* Given request
For every line in the data below that contains "словарь", copy the line.

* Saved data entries
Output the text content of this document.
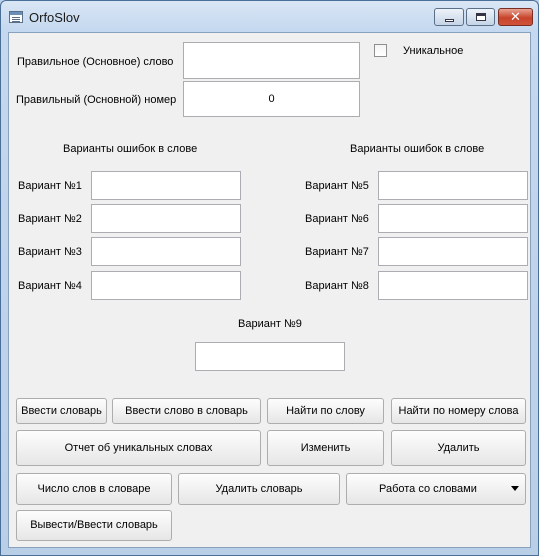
OrfoSlov	✕
Правильное (Основное) слово
Уникальное
Правильный (Основной) номер	0
Варианты ошибок в слове	Варианты ошибок в слове
Вариант №1
Вариант №2
Вариант №3
Вариант №4
Вариант №5
Вариант №6
Вариант №7
Вариант №8
Вариант №9
Ввести словарь	Ввести слово в словарь	Найти по слову	Найти по номеру слова
Отчет об уникальных словах	Изменить	Удалить
Число слов в словаре	Удалить словарь	Работа со словами
Вывести/Ввести словарь
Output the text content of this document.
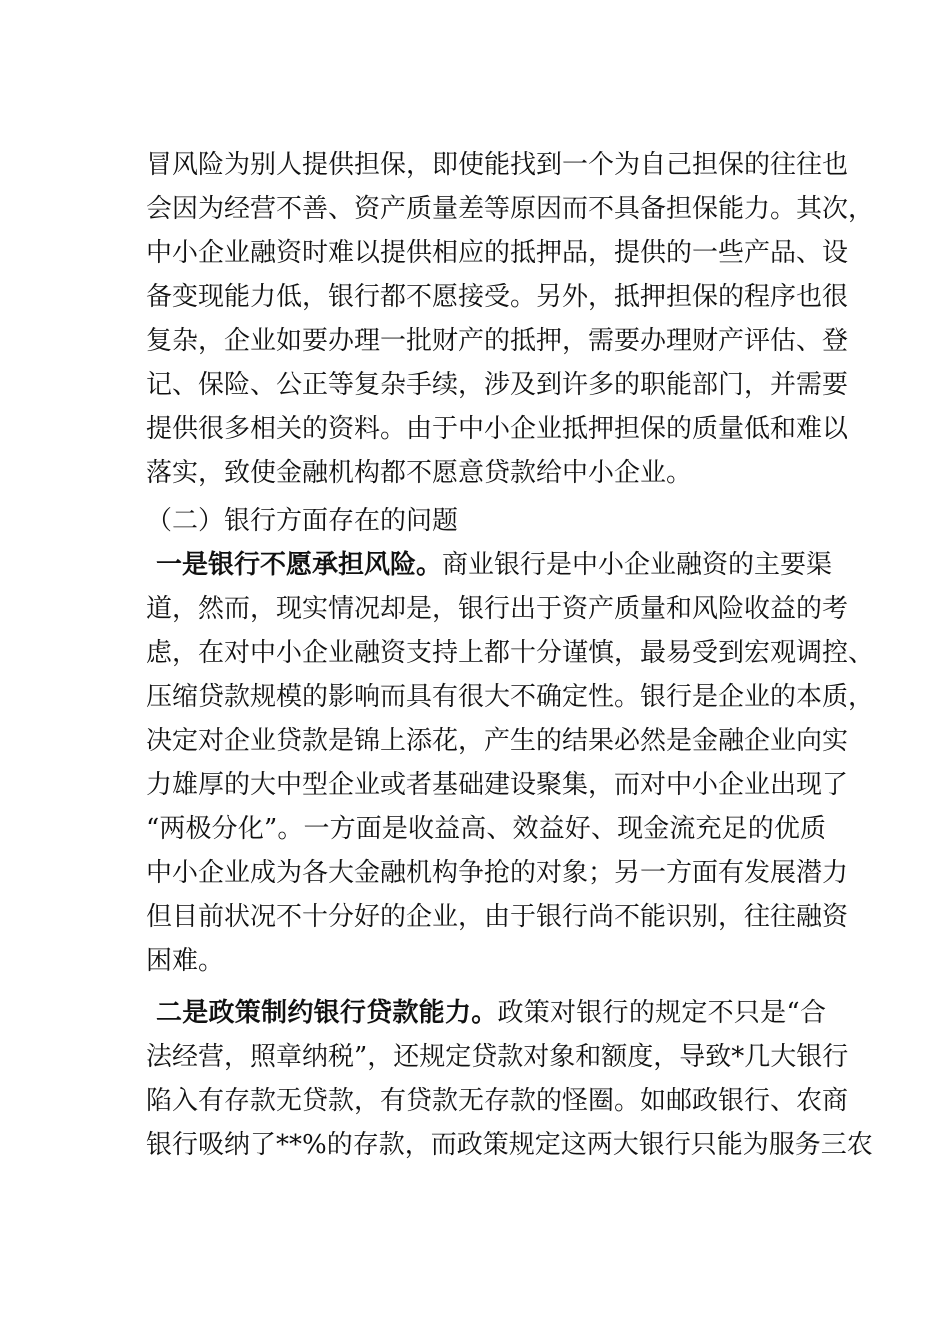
冒风险为别人提供担保，即使能找到一个为自己担保的往往也
会因为经营不善、资产质量差等原因而不具备担保能力。其次，
中小企业融资时难以提供相应的抵押品，提供的一些产品、设
备变现能力低，银行都不愿接受。另外，抵押担保的程序也很
复杂，企业如要办理一批财产的抵押，需要办理财产评估、登
记、保险、公正等复杂手续，涉及到许多的职能部门，并需要
提供很多相关的资料。由于中小企业抵押担保的质量低和难以
落实，致使金融机构都不愿意贷款给中小企业。
（二）银行方面存在的问题
一是银行不愿承担风险。商业银行是中小企业融资的主要渠
道，然而，现实情况却是，银行出于资产质量和风险收益的考
虑，在对中小企业融资支持上都十分谨慎，最易受到宏观调控、
压缩贷款规模的影响而具有很大不确定性。银行是企业的本质，
决定对企业贷款是锦上添花，产生的结果必然是金融企业向实
力雄厚的大中型企业或者基础建设聚集，而对中小企业出现了
“两极分化”。一方面是收益高、效益好、现金流充足的优质
中小企业成为各大金融机构争抢的对象；另一方面有发展潜力
但目前状况不十分好的企业，由于银行尚不能识别，往往融资
困难。
二是政策制约银行贷款能力。政策对银行的规定不只是“合
法经营，照章纳税”，还规定贷款对象和额度，导致*几大银行
陷入有存款无贷款，有贷款无存款的怪圈。如邮政银行、农商
银行吸纳了**%的存款，而政策规定这两大银行只能为服务三农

* Exercise solution
Ввести словарь	Ввести слово в словарь	Найти по слову	Найти по номеру слова
Число слов в словаре	Удалить словарь	Работа со словами
Вывести/Ввести словарь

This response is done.